SET EXERCISE A =>
Please rewrite the listing below as a Markdown table with the columns Row and Line, covering everything from its first line through the line containing "s5-l3-mid: 元/m²/月，上次总租金 <box>606", inclusive, and leaving out blank lines.

-- Start SOURCE EXTRACT --

We can't build this feature for what might be or how people might use it, it's far, far too much of an edge case. If someone opens a bug against it I will happily chase it down and try to find a solution, but we can't make guesses in this area, if it were not for HMIA supporting something like it, we would not have built it in the first place. As it stands we do need it unfortunately.
The bar for this really should be does it work in core, can we address contrib if they need it? The truth is if there is a contrib module doing some ordering on extra types this doesn't work for they can keep their procedural implementation and we can work on solving their use case before Drupal 12.
We are designing a public API here, and anything we create will be very hard to remove later.
We can fix things before a release, but in general we should only commit what we are ready to release.
From what I remember, ckeditor5 would work just fine with "Order::Last" instead of "Order::After".
The main reason why we would try to support this case in core instead of replacing it with "Order::After" is that there are likely more such cases in contrib, and we keep this one as a canary.
(Or maybe we are concerned about BC impact of moving this hook priority? I don't think so.)

-- End SOURCE EXTRACT --
-- Start SUPPLIED MATERIAL --

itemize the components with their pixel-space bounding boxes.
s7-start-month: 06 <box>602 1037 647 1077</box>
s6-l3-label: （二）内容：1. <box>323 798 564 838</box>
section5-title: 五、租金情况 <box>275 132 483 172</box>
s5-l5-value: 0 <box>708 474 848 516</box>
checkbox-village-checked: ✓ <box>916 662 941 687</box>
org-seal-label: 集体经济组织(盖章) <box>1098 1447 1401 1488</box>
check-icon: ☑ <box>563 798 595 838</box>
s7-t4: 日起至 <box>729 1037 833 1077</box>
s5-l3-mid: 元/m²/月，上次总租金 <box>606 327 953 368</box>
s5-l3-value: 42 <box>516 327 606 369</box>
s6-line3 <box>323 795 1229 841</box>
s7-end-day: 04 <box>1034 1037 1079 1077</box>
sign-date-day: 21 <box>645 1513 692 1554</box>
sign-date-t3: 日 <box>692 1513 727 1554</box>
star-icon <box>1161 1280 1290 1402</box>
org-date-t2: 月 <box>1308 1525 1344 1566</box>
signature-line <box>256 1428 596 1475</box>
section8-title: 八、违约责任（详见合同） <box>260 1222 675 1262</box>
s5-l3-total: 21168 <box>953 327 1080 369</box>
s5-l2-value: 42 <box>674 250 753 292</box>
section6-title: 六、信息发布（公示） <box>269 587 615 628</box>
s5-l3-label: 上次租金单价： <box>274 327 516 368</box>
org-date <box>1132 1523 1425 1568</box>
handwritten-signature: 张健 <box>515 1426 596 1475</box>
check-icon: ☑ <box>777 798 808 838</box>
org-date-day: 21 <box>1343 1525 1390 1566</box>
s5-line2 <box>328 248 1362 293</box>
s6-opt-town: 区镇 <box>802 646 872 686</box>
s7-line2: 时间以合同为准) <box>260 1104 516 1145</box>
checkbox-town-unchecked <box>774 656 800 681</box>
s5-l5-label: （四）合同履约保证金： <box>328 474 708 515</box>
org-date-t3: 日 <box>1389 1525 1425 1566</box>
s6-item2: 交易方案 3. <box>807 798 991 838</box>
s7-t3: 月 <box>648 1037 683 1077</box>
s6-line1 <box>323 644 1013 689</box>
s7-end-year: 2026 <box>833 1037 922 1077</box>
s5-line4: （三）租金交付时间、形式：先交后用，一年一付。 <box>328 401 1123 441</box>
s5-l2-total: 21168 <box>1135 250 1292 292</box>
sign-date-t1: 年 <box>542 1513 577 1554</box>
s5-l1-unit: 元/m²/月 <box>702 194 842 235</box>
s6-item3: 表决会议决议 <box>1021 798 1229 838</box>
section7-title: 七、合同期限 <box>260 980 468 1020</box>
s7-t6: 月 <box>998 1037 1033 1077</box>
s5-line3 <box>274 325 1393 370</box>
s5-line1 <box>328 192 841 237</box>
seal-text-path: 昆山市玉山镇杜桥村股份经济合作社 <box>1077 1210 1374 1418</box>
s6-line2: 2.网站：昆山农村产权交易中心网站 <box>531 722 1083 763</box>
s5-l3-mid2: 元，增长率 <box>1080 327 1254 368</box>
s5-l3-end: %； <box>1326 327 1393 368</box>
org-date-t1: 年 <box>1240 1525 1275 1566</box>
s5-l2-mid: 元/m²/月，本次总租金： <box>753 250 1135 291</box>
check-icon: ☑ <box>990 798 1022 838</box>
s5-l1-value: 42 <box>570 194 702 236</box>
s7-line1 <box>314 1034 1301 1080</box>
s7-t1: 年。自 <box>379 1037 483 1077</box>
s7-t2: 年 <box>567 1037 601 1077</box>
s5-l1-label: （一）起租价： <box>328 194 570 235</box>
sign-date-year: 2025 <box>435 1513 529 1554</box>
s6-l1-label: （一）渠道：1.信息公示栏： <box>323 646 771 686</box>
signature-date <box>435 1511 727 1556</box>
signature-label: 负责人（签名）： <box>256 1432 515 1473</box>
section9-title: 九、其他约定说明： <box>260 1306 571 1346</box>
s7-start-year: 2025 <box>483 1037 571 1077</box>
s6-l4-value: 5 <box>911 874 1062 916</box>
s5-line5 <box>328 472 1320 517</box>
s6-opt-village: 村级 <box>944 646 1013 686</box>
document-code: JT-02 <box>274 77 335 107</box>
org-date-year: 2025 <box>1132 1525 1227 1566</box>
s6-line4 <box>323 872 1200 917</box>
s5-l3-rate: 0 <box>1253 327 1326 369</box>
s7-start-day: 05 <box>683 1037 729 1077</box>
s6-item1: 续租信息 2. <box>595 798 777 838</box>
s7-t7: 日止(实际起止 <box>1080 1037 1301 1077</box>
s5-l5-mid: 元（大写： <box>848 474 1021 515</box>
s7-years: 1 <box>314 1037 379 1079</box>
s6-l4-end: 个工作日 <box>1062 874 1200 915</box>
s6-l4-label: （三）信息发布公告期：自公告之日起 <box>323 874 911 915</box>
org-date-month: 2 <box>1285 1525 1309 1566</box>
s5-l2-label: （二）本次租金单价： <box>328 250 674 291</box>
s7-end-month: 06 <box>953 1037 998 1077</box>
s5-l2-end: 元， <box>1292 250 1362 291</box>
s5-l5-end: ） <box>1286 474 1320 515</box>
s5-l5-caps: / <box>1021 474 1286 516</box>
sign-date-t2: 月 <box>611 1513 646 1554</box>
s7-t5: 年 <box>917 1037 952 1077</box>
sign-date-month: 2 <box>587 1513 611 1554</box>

-- End SUPPLIED MATERIAL --

SET EXERCISE B =>
Reproduce the passage of the forum thread above that runs between "We can't build" and "to remove later.", inclusive, word for word.

RESULT A =>
| Row | Line |
|---|---|
| 1 | itemize the components with their pixel-space bounding boxes. |
| 2 | s7-start-month: 06 <box>602 1037 647 1077</box> |
| 3 | s6-l3-label: （二）内容：1. <box>323 798 564 838</box> |
| 4 | section5-title: 五、租金情况 <box>275 132 483 172</box> |
| 5 | s5-l5-value: 0 <box>708 474 848 516</box> |
| 6 | checkbox-village-checked: ✓ <box>916 662 941 687</box> |
| 7 | org-seal-label: 集体经济组织(盖章) <box>1098 1447 1401 1488</box> |
| 8 | check-icon: ☑ <box>563 798 595 838</box> |
| 9 | s7-t4: 日起至 <box>729 1037 833 1077</box> |
| 10 | s5-l3-mid: 元/m²/月，上次总租金 <box>606 327 953 368</box> |

RESULT B =>
We can't build this feature for what might be or how people might use it, it's far, far too much of an edge case. If someone opens a bug against it I will happily chase it down and try to find a solution, but we can't make guesses in this area, if it were not for HMIA supporting something like it, we would not have built it in the first place. As it stands we do need it unfortunately.
The bar for this really should be does it work in core, can we address contrib if they need it? The truth is if there is a contrib module doing some ordering on extra types this doesn't work for they can keep their procedural implementation and we can work on solving their use case before Drupal 12.
We are designing a public API here, and anything we create will be very hard to remove later.